§ **YOUR INSTRUCTIONS**: Without changing a character, return the entries, but not the images they hold.

§ **ENTRIES SHOWN**:
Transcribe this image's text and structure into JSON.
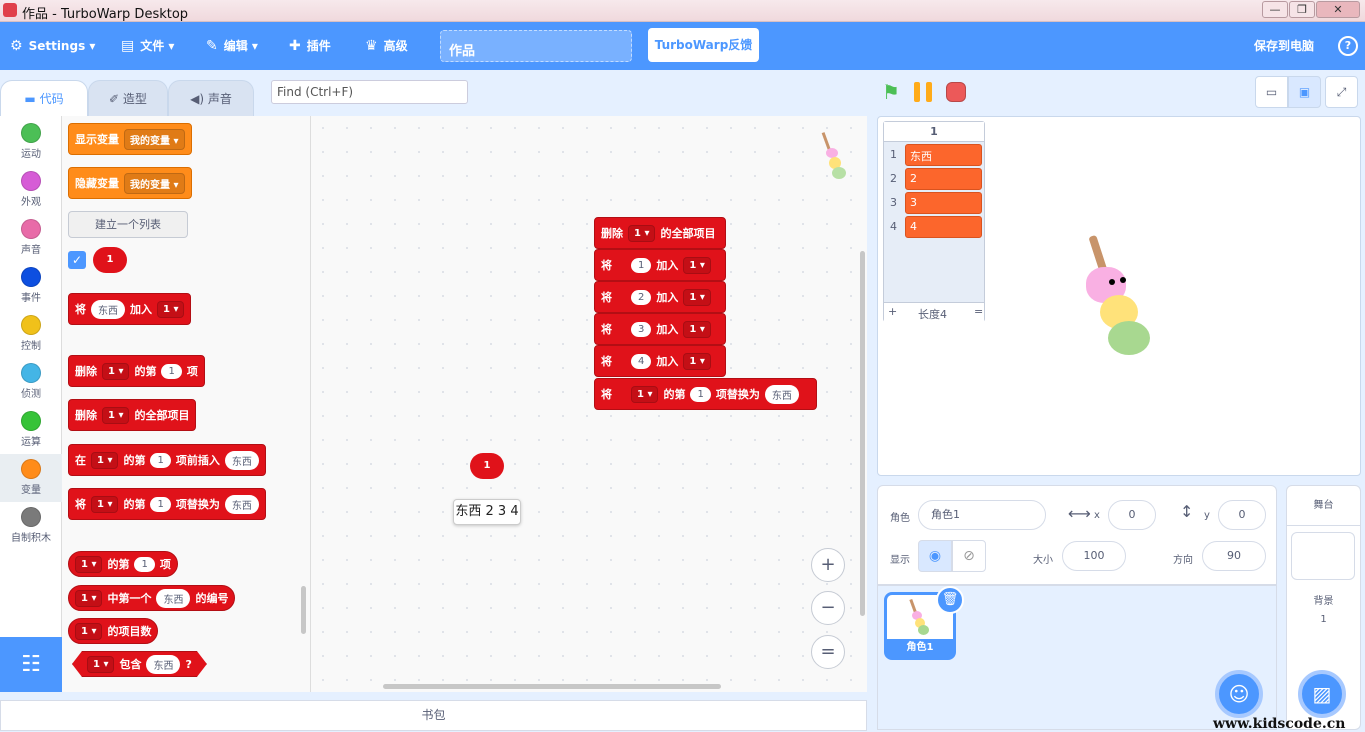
{
  "window": {
    "title": "作品 - TurboWarp Desktop",
    "minimize": "—",
    "maximize": "❐",
    "close": "✕"
  },
  "menu": {
    "settings": "Settings",
    "file": "文件",
    "edit": "编辑",
    "addons": "插件",
    "advanced": "高级",
    "project_title": "作品",
    "feedback": "TurboWarp反馈",
    "save": "保存到电脑"
  },
  "tabs": {
    "code": "代码",
    "costumes": "造型",
    "sounds": "声音"
  },
  "find": {
    "placeholder": "Find (Ctrl+F)"
  },
  "categories": [
    {
      "label": "运动",
      "color": "#4cbf56"
    },
    {
      "label": "外观",
      "color": "#d65cd6"
    },
    {
      "label": "声音",
      "color": "#e86ba8"
    },
    {
      "label": "事件",
      "color": "#0d4fe0"
    },
    {
      "label": "控制",
      "color": "#f0c11a"
    },
    {
      "label": "侦测",
      "color": "#44b5e6"
    },
    {
      "label": "运算",
      "color": "#36c338"
    },
    {
      "label": "变量",
      "color": "#ff8c1a"
    },
    {
      "label": "自制积木",
      "color": "#7a7a7a"
    }
  ],
  "palette": {
    "show_var": "显示变量",
    "hide_var": "隐藏变量",
    "my_var": "我的变量",
    "make_list": "建立一个列表",
    "list_name": "1",
    "add_to": "将",
    "thing": "东西",
    "add": "加入",
    "one": "1",
    "delete": "删除",
    "item_of": "的第",
    "item": "项",
    "delete_all": "的全部项目",
    "insert": "在",
    "insert_before": "项前插入",
    "replace": "项替换为",
    "first_index": "中第一个",
    "index_of": "的编号",
    "length": "的项目数",
    "contains": "包含",
    "q": "?"
  },
  "script": {
    "delete_all": "删除",
    "all_items": "的全部项目",
    "add_values": [
      "1",
      "2",
      "3",
      "4"
    ],
    "add_prefix": "将",
    "add_word": "加入",
    "list": "1",
    "replace_prefix": "将",
    "replace_item": "的第",
    "replace_index": "1",
    "replace_with": "项替换为",
    "replace_value": "东西"
  },
  "reporter": {
    "label": "1",
    "bubble": "东西 2 3 4"
  },
  "zoom": {
    "in": "+",
    "out": "−",
    "reset": "="
  },
  "list_monitor": {
    "title": "1",
    "items": [
      {
        "i": "1",
        "v": "东西"
      },
      {
        "i": "2",
        "v": "2"
      },
      {
        "i": "3",
        "v": "3"
      },
      {
        "i": "4",
        "v": "4"
      }
    ],
    "add": "+",
    "length": "长度4",
    "resize": "="
  },
  "sprite_info": {
    "sprite_label": "角色",
    "sprite_name": "角色1",
    "x_label": "x",
    "x": "0",
    "y_label": "y",
    "y": "0",
    "show_label": "显示",
    "size_label": "大小",
    "size": "100",
    "direction_label": "方向",
    "direction": "90"
  },
  "sprite_tile": {
    "name": "角色1"
  },
  "stage_selector": {
    "title": "舞台",
    "backdrops_label": "背景",
    "backdrops_count": "1"
  },
  "backpack": "书包",
  "watermark": "www.kidscode.cn"
}
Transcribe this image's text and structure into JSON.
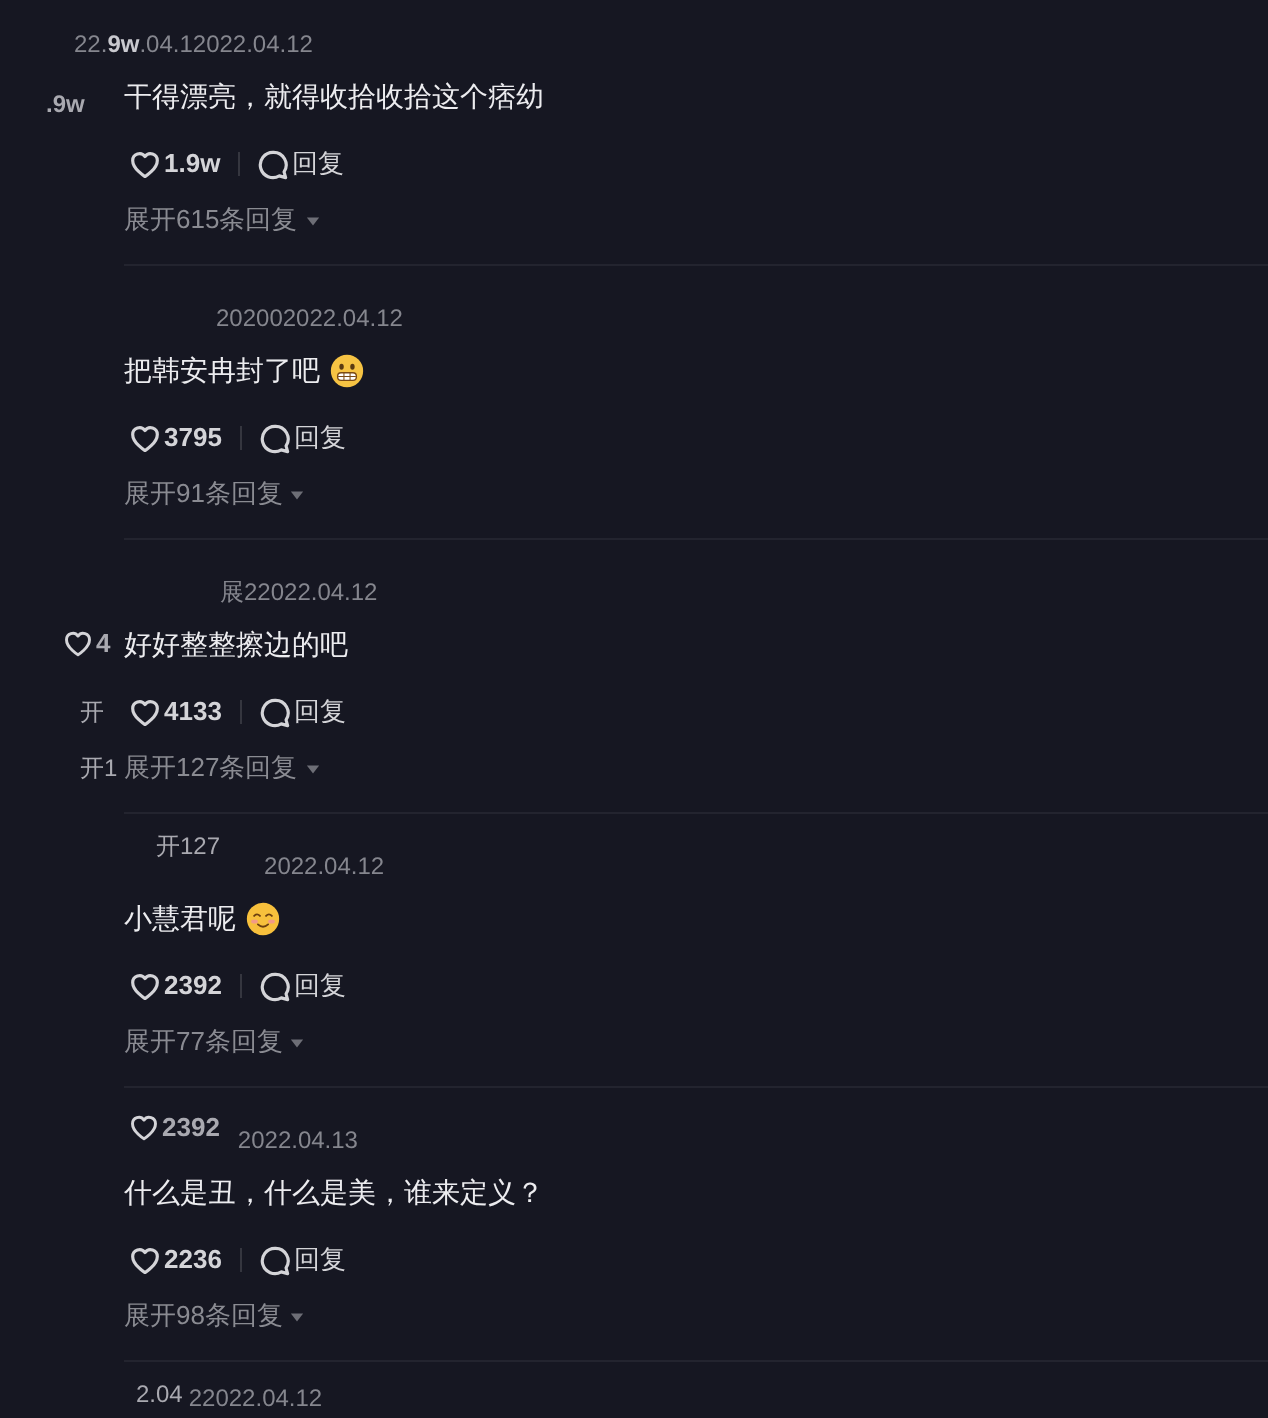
{
  "comments": [
    {
      "date": "22.**9w**.04.12022.04.12",
      "text": "干得漂亮，就得收拾收拾这个痞幼",
      "likes": "1.9w",
      "reply": "回复",
      "expand": "展开615条回复",
      "text_fragments": [
        {
          "kind": "plain",
          "text": ".9w"
        }
      ]
    },
    {
      "date": "202002022.04.12",
      "text": "把韩安冉封了吧",
      "emojis": [
        {
          "kind": "grimace"
        }
      ],
      "likes": "3795",
      "reply": "回复",
      "expand": "展开91条回复"
    },
    {
      "date": "展22022.04.12",
      "text": "好好整整擦边的吧",
      "likes": "4133",
      "reply": "回复",
      "expand": "展开127条回复",
      "text_fragments": [
        {
          "kind": "like",
          "text": "4"
        }
      ],
      "action_fragments": [
        {
          "kind": "plain",
          "text": "开"
        }
      ],
      "expand_fragments": [
        {
          "kind": "plain",
          "text": "开1"
        }
      ]
    },
    {
      "date": "2022.04.12",
      "text": "小慧君呢",
      "emojis": [
        {
          "kind": "blush"
        }
      ],
      "likes": "2392",
      "reply": "回复",
      "expand": "展开77条回复",
      "date_fragments": [
        {
          "kind": "plain",
          "text": "开127"
        }
      ]
    },
    {
      "date": "2022.04.13",
      "text": "什么是丑，什么是美，谁来定义？",
      "likes": "2236",
      "reply": "回复",
      "expand": "展开98条回复",
      "date_fragments": [
        {
          "kind": "like",
          "text": "2392"
        }
      ]
    }
  ],
  "partial_comment": {
    "date": "22022.04.12",
    "date_fragments": [
      {
        "kind": "plain",
        "text": "2.04"
      }
    ]
  }
}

§ **COMPLETED TASK**:
Transcribe this image's text and structure into JSON.
{
  "window": {
    "title": "作品 - TurboWarp Desktop",
    "minimize": "—",
    "maximize": "❐",
    "close": "✕"
  },
  "menu": {
    "settings": "Settings",
    "file": "文件",
    "edit": "编辑",
    "addons": "插件",
    "advanced": "高级",
    "project_title": "作品",
    "feedback": "TurboWarp反馈",
    "save": "保存到电脑"
  },
  "tabs": {
    "code": "代码",
    "costumes": "造型",
    "sounds": "声音"
  },
  "find": {
    "placeholder": "Find (Ctrl+F)"
  },
  "categories": [
    {
      "label": "运动",
      "color": "#4cbf56"
    },
    {
      "label": "外观",
      "color": "#d65cd6"
    },
    {
      "label": "声音",
      "color": "#e86ba8"
    },
    {
      "label": "事件",
      "color": "#0d4fe0"
    },
    {
      "label": "控制",
      "color": "#f0c11a"
    },
    {
      "label": "侦测",
      "color": "#44b5e6"
    },
    {
      "label": "运算",
      "color": "#36c338"
    },
    {
      "label": "变量",
      "color": "#ff8c1a"
    },
    {
      "label": "自制积木",
      "color": "#7a7a7a"
    }
  ],
  "palette": {
    "show_var": "显示变量",
    "hide_var": "隐藏变量",
    "my_var": "我的变量",
    "make_list": "建立一个列表",
    "list_name": "1",
    "add_to": "将",
    "thing": "东西",
    "add": "加入",
    "one": "1",
    "delete": "删除",
    "item_of": "的第",
    "item": "项",
    "delete_all": "的全部项目",
    "insert": "在",
    "insert_before": "项前插入",
    "replace": "项替换为",
    "first_index": "中第一个",
    "index_of": "的编号",
    "length": "的项目数",
    "contains": "包含",
    "q": "?"
  },
  "script": {
    "delete_all": "删除",
    "all_items": "的全部项目",
    "add_values": [
      "1",
      "2",
      "3",
      "4"
    ],
    "add_prefix": "将",
    "add_word": "加入",
    "list": "1",
    "replace_prefix": "将",
    "replace_item": "的第",
    "replace_index": "1",
    "replace_with": "项替换为",
    "replace_value": "东西"
  },
  "reporter": {
    "label": "1",
    "bubble": "东西 2 3 4"
  },
  "zoom": {
    "in": "+",
    "out": "−",
    "reset": "="
  },
  "list_monitor": {
    "title": "1",
    "items": [
      {
        "i": "1",
        "v": "东西"
      },
      {
        "i": "2",
        "v": "2"
      },
      {
        "i": "3",
        "v": "3"
      },
      {
        "i": "4",
        "v": "4"
      }
    ],
    "add": "+",
    "length": "长度4",
    "resize": "="
  },
  "sprite_info": {
    "sprite_label": "角色",
    "sprite_name": "角色1",
    "x_label": "x",
    "x": "0",
    "y_label": "y",
    "y": "0",
    "show_label": "显示",
    "size_label": "大小",
    "size": "100",
    "direction_label": "方向",
    "direction": "90"
  },
  "sprite_tile": {
    "name": "角色1"
  },
  "stage_selector": {
    "title": "舞台",
    "backdrops_label": "背景",
    "backdrops_count": "1"
  },
  "backpack": "书包",
  "watermark": "www.kidscode.cn"
}
Transcribe this image's text and structure into JSON.
{
  "comments": [
    {
      "date": "22.**9w**.04.12022.04.12",
      "text": "干得漂亮，就得收拾收拾这个痞幼",
      "likes": "1.9w",
      "reply": "回复",
      "expand": "展开615条回复",
      "text_fragments": [
        {
          "kind": "plain",
          "text": ".9w"
        }
      ]
    },
    {
      "date": "202002022.04.12",
      "text": "把韩安冉封了吧",
      "emojis": [
        {
          "kind": "grimace"
        }
      ],
      "likes": "3795",
      "reply": "回复",
      "expand": "展开91条回复"
    },
    {
      "date": "展22022.04.12",
      "text": "好好整整擦边的吧",
      "likes": "4133",
      "reply": "回复",
      "expand": "展开127条回复",
      "text_fragments": [
        {
          "kind": "like",
          "text": "4"
        }
      ],
      "action_fragments": [
        {
          "kind": "plain",
          "text": "开"
        }
      ],
      "expand_fragments": [
        {
          "kind": "plain",
          "text": "开1"
        }
      ]
    },
    {
      "date": "2022.04.12",
      "text": "小慧君呢",
      "emojis": [
        {
          "kind": "blush"
        }
      ],
      "likes": "2392",
      "reply": "回复",
      "expand": "展开77条回复",
      "date_fragments": [
        {
          "kind": "plain",
          "text": "开127"
        }
      ]
    },
    {
      "date": "2022.04.13",
      "text": "什么是丑，什么是美，谁来定义？",
      "likes": "2236",
      "reply": "回复",
      "expand": "展开98条回复",
      "date_fragments": [
        {
          "kind": "like",
          "text": "2392"
        }
      ]
    }
  ],
  "partial_comment": {
    "date": "22022.04.12",
    "date_fragments": [
      {
        "kind": "plain",
        "text": "2.04"
      }
    ]
  }
}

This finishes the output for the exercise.